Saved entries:
-- Begin --

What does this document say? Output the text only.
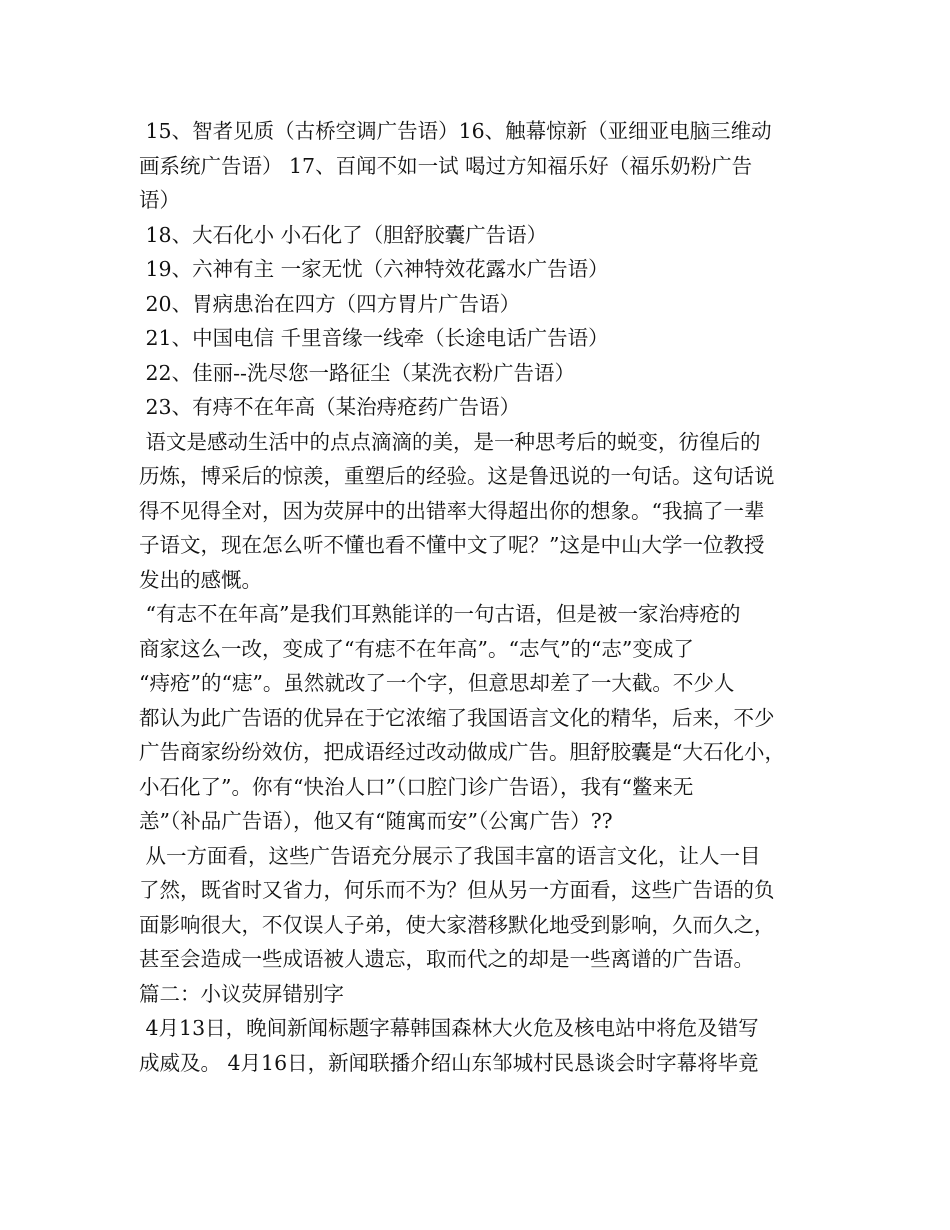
15、智者见质（古桥空调广告语）16、触幕惊新（亚细亚电脑三维动
画系统广告语） 17、百闻不如一试 喝过方知福乐好（福乐奶粉广告
语）
18、大石化小 小石化了（胆舒胶囊广告语）
19、六神有主 一家无忧（六神特效花露水广告语）
20、胃病患治在四方（四方胃片广告语）
21、中国电信 千里音缘一线牵（长途电话广告语）
22、佳丽--洗尽您一路征尘（某洗衣粉广告语）
23、有痔不在年高（某治痔疮药广告语）
语文是感动生活中的点点滴滴的美，是一种思考后的蜕变，彷徨后的
历炼，博采后的惊羡，重塑后的经验。这是鲁迅说的一句话。这句话说
得不见得全对，因为荧屏中的出错率大得超出你的想象。“我搞了一辈
子语文，现在怎么听不懂也看不懂中文了呢？”这是中山大学一位教授
发出的感慨。
“有志不在年高”是我们耳熟能详的一句古语，但是被一家治痔疮的
商家这么一改，变成了“有痣不在年高”。“志气”的“志”变成了
“痔疮”的“痣”。虽然就改了一个字，但意思却差了一大截。不少人
都认为此广告语的优异在于它浓缩了我国语言文化的精华，后来，不少
广告商家纷纷效仿，把成语经过改动做成广告。胆舒胶囊是“大石化小，
小石化了”。你有“快治人口”（口腔门诊广告语），我有“鳖来无
恙”（补品广告语），他又有“随寓而安”（公寓广告）??
从一方面看，这些广告语充分展示了我国丰富的语言文化，让人一目
了然，既省时又省力，何乐而不为？但从另一方面看，这些广告语的负
面影响很大，不仅误人子弟，使大家潜移默化地受到影响，久而久之，
甚至会造成一些成语被人遗忘，取而代之的却是一些离谱的广告语。
篇二：小议荧屏错别字
4月13日，晚间新闻标题字幕韩国森林大火危及核电站中将危及错写
成威及。 4月16日，新闻联播介绍山东邹城村民恳谈会时字幕将毕竟
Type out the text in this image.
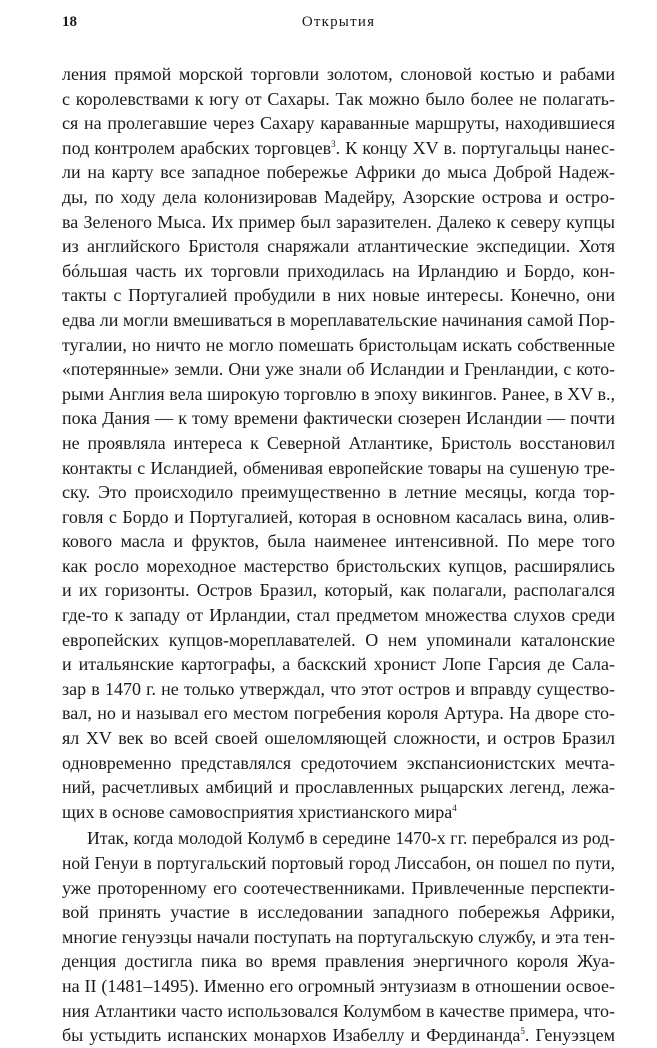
18	Открытия
ления прямой морской торговли золотом, слоновой костью и рабами
с королевствами к югу от Сахары. Так можно было более не полагать-
ся на пролегавшие через Сахару караванные маршруты, находившиеся
под контролем арабских торговцев$^3$. К концу XV в. португальцы нанес-
ли на карту все западное побережье Африки до мыса Доброй Надеж-
ды, по ходу дела колонизировав Мадейру, Азорские острова и остро-
ва Зеленого Мыса. Их пример был заразителен. Далеко к северу купцы
из английского Бристоля снаряжали атлантические экспедиции. Хотя
бóльшая часть их торговли приходилась на Ирландию и Бордо, кон-
такты с Португалией пробудили в них новые интересы. Конечно, они
едва ли могли вмешиваться в мореплавательские начинания самой Пор-
тугалии, но ничто не могло помешать бристольцам искать собственные
«потерянные» земли. Они уже знали об Исландии и Гренландии, с кото-
рыми Англия вела широкую торговлю в эпоху викингов. Ранее, в XV в.,
пока Дания — к тому времени фактически сюзерен Исландии — почти
не проявляла интереса к Северной Атлантике, Бристоль восстановил
контакты с Исландией, обменивая европейские товары на сушеную тре-
ску. Это происходило преимущественно в летние месяцы, когда тор-
говля с Бордо и Португалией, которая в основном касалась вина, олив-
кового масла и фруктов, была наименее интенсивной. По мере того
как росло мореходное мастерство бристольских купцов, расширялись
и их горизонты. Остров Бразил, который, как полагали, располагался
где-то к западу от Ирландии, стал предметом множества слухов среди
европейских купцов-мореплавателей. О нем упоминали каталонские
и итальянские картографы, а баскский хронист Лопе Гарсия де Сала-
зар в 1470 г. не только утверждал, что этот остров и вправду существо-
вал, но и называл его местом погребения короля Артура. На дворе сто-
ял XV век во всей своей ошеломляющей сложности, и остров Бразил
одновременно представлялся средоточием экспансионистских мечта-
ний, расчетливых амбиций и прославленных рыцарских легенд, лежа-
щих в основе самовосприятия христианского мира$^4$
Итак, когда молодой Колумб в середине 1470-х гг. перебрался из род-
ной Генуи в португальский портовый город Лиссабон, он пошел по пути,
уже проторенному его соотечественниками. Привлеченные перспекти-
вой принять участие в исследовании западного побережья Африки,
многие генуэзцы начали поступать на португальскую службу, и эта тен-
денция достигла пика во время правления энергичного короля Жуа-
на II (1481–1495). Именно его огромный энтузиазм в отношении освое-
ния Атлантики часто использовался Колумбом в качестве примера, что-
бы устыдить испанских монархов Изабеллу и Фердинанда$^5$. Генуэзцем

-- End --

- DIRECTION
Extract every line from the records above that contains the word "Бордо".

- OUTPUT FOR THIS TASK
бóльшая часть их торговли приходилась на Ирландию и Бордо, кон-
говля с Бордо и Португалией, которая в основном касалась вина, олив-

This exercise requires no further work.